>> START

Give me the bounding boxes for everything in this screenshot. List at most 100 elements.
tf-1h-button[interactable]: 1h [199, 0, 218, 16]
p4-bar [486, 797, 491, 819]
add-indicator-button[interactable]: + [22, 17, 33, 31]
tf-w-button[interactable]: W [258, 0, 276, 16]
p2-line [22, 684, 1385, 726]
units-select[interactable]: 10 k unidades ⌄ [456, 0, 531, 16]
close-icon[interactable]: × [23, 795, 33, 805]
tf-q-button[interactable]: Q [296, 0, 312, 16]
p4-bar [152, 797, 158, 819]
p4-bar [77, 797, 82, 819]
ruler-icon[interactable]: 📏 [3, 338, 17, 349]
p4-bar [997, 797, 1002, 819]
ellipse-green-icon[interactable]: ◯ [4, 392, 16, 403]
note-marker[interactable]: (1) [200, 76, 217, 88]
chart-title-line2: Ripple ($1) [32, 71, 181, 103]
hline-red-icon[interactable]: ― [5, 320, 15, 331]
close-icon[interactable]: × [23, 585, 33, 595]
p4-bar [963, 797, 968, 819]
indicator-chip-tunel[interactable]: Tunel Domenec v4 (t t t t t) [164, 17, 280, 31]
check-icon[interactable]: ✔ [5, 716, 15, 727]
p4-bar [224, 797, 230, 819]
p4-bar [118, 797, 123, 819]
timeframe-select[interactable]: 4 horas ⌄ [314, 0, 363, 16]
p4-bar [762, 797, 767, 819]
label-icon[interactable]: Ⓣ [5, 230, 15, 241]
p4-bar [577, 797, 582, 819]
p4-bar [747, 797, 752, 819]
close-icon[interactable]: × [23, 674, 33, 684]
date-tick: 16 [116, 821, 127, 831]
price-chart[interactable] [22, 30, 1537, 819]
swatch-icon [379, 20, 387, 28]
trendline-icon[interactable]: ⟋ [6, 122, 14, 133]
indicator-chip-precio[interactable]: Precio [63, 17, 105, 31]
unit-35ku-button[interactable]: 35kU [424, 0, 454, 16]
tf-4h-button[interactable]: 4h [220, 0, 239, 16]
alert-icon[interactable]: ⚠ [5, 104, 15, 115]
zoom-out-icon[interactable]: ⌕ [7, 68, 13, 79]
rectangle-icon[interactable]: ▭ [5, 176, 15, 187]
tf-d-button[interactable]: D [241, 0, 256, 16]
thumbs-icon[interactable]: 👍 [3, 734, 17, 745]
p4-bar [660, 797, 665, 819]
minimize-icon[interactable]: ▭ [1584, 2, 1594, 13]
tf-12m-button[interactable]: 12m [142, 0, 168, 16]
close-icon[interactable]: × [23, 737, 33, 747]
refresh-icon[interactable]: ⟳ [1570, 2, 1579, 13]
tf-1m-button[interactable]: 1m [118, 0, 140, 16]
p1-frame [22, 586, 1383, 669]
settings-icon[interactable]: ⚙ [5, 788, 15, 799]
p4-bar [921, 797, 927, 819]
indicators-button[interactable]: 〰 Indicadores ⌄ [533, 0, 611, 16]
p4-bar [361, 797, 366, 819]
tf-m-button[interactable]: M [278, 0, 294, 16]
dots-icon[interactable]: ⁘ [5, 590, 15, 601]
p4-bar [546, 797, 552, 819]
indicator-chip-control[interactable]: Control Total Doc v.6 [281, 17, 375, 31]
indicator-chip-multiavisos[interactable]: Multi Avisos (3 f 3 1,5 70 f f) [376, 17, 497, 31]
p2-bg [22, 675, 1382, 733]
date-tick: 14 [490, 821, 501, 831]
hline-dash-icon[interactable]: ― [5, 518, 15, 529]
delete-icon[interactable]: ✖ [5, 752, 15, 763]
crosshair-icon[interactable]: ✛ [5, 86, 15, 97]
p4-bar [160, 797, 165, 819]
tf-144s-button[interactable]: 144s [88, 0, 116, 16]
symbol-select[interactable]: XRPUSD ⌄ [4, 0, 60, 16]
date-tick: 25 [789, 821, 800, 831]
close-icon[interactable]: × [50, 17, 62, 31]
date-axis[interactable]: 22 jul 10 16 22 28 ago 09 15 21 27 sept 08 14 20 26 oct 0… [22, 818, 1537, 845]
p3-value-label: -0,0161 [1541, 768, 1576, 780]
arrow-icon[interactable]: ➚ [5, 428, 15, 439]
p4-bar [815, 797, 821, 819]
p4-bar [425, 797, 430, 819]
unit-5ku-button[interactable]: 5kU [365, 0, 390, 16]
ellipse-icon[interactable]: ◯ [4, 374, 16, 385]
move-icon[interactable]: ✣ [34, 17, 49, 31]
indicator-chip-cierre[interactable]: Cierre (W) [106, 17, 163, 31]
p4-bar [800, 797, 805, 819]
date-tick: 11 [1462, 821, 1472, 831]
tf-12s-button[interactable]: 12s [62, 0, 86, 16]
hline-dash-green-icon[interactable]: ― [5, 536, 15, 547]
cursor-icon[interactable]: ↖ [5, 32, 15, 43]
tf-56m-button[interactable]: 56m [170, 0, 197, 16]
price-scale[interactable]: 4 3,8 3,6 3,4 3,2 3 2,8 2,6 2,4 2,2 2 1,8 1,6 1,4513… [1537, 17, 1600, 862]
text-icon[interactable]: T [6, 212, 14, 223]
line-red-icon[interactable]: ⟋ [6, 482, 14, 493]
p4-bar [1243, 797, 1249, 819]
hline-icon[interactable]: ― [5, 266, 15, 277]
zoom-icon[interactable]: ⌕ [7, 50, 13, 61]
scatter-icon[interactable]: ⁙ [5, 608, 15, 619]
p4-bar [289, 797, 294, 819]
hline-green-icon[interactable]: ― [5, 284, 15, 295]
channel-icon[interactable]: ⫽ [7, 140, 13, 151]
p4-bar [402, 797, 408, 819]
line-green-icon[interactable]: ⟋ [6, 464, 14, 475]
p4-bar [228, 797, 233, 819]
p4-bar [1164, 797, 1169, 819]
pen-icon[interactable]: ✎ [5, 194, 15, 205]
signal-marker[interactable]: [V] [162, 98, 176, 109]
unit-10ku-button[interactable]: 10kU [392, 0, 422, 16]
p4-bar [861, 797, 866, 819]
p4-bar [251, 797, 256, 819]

>> END
>> START

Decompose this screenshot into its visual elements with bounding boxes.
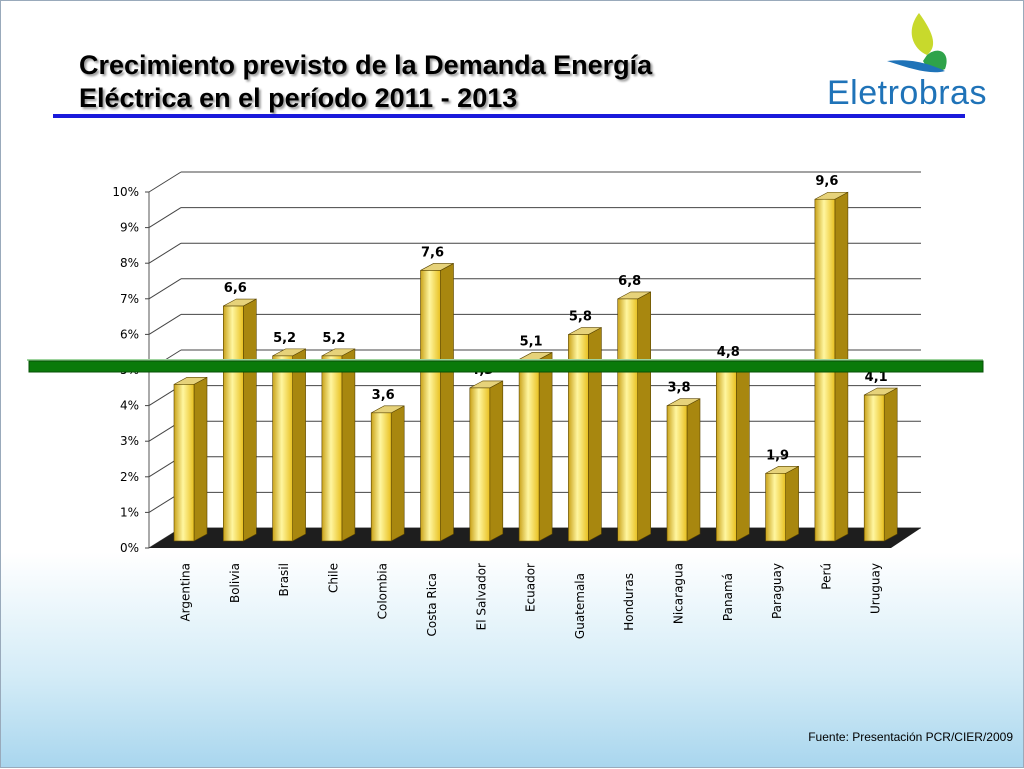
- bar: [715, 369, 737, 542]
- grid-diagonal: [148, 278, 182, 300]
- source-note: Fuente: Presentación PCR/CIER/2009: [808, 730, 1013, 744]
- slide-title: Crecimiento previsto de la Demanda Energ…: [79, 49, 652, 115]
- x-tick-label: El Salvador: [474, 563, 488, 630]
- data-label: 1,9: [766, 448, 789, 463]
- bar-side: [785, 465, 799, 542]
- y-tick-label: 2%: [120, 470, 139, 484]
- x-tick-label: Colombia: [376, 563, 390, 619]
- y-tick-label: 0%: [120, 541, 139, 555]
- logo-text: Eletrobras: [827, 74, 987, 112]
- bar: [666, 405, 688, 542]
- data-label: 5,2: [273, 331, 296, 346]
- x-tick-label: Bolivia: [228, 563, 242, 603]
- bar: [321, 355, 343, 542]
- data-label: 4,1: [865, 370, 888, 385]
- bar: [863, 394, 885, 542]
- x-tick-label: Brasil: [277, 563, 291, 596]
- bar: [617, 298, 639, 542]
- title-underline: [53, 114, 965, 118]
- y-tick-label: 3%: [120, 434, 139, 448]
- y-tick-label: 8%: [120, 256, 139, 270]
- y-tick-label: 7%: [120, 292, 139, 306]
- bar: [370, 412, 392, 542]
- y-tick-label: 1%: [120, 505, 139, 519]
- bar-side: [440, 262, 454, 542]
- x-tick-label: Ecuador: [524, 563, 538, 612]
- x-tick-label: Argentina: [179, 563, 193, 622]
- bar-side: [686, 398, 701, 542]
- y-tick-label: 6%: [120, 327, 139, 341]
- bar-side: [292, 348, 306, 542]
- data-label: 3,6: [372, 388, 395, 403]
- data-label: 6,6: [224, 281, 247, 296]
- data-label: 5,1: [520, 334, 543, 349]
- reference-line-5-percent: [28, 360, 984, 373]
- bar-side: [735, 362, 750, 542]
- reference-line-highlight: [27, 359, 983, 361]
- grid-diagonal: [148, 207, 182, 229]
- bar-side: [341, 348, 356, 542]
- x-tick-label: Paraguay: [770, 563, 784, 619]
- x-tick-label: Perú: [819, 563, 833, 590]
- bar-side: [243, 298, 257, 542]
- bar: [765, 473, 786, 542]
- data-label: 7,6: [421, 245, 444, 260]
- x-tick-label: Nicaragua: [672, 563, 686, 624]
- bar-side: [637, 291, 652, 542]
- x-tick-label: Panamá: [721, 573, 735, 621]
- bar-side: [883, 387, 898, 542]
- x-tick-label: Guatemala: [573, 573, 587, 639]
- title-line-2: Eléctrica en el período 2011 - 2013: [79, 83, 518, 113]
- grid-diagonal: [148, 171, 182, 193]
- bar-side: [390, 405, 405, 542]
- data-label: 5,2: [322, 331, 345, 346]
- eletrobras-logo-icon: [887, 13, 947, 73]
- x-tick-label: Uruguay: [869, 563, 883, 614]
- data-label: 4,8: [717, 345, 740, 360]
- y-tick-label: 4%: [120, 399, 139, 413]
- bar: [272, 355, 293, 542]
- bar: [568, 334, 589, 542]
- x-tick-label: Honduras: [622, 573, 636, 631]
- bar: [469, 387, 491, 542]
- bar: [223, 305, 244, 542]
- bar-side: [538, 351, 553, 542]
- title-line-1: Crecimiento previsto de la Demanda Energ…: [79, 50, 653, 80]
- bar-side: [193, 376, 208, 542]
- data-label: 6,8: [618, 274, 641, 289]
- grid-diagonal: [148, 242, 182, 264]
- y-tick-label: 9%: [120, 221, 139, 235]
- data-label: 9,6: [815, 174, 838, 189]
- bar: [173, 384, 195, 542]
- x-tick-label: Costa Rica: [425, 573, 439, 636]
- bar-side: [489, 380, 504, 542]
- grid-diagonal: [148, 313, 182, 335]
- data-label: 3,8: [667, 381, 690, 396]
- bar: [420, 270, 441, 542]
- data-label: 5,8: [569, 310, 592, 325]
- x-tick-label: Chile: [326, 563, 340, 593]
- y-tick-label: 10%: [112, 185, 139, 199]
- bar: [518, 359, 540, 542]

>> END
>> START

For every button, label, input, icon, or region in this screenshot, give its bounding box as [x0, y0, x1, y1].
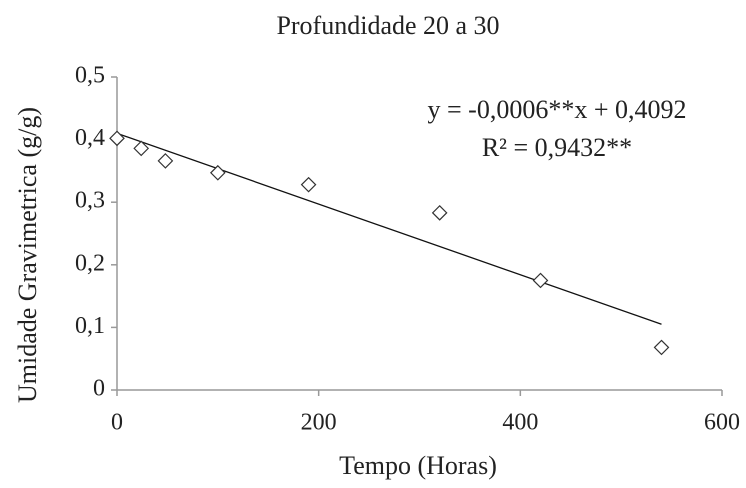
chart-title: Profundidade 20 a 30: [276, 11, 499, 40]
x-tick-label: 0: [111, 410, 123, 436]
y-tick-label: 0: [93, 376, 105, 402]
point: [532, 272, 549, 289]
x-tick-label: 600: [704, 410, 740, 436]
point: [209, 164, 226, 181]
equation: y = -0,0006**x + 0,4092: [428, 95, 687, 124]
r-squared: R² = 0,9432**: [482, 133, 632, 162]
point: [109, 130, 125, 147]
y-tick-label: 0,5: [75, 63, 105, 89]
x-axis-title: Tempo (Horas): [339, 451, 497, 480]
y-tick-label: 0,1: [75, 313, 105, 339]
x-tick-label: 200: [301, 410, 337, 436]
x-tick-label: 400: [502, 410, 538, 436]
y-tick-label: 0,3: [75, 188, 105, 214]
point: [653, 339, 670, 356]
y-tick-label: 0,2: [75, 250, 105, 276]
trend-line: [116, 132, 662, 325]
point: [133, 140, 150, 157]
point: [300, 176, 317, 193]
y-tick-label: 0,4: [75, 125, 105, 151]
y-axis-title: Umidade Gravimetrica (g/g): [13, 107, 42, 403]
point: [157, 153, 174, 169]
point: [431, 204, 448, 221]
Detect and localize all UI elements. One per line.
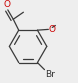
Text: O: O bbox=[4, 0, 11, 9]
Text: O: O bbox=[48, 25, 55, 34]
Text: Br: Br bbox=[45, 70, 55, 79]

>> END

### Prompt
Return, without any changes, the lines from the one containing "chart-title: Profundidade 20" through the one containing "point: [653, 339, 670, 356]", with both of those lines included.

### Complete answer
chart-title: Profundidade 20 a 30: [276, 11, 499, 40]
x-tick-label: 0: [111, 410, 123, 436]
y-tick-label: 0: [93, 376, 105, 402]
point: [532, 272, 549, 289]
x-tick-label: 600: [704, 410, 740, 436]
point: [209, 164, 226, 181]
equation: y = -0,0006**x + 0,4092: [428, 95, 687, 124]
r-squared: R² = 0,9432**: [482, 133, 632, 162]
point: [109, 130, 125, 147]
y-tick-label: 0,5: [75, 63, 105, 89]
x-axis-title: Tempo (Horas): [339, 451, 497, 480]
y-tick-label: 0,1: [75, 313, 105, 339]
x-tick-label: 200: [301, 410, 337, 436]
x-tick-label: 400: [502, 410, 538, 436]
y-tick-label: 0,3: [75, 188, 105, 214]
point: [653, 339, 670, 356]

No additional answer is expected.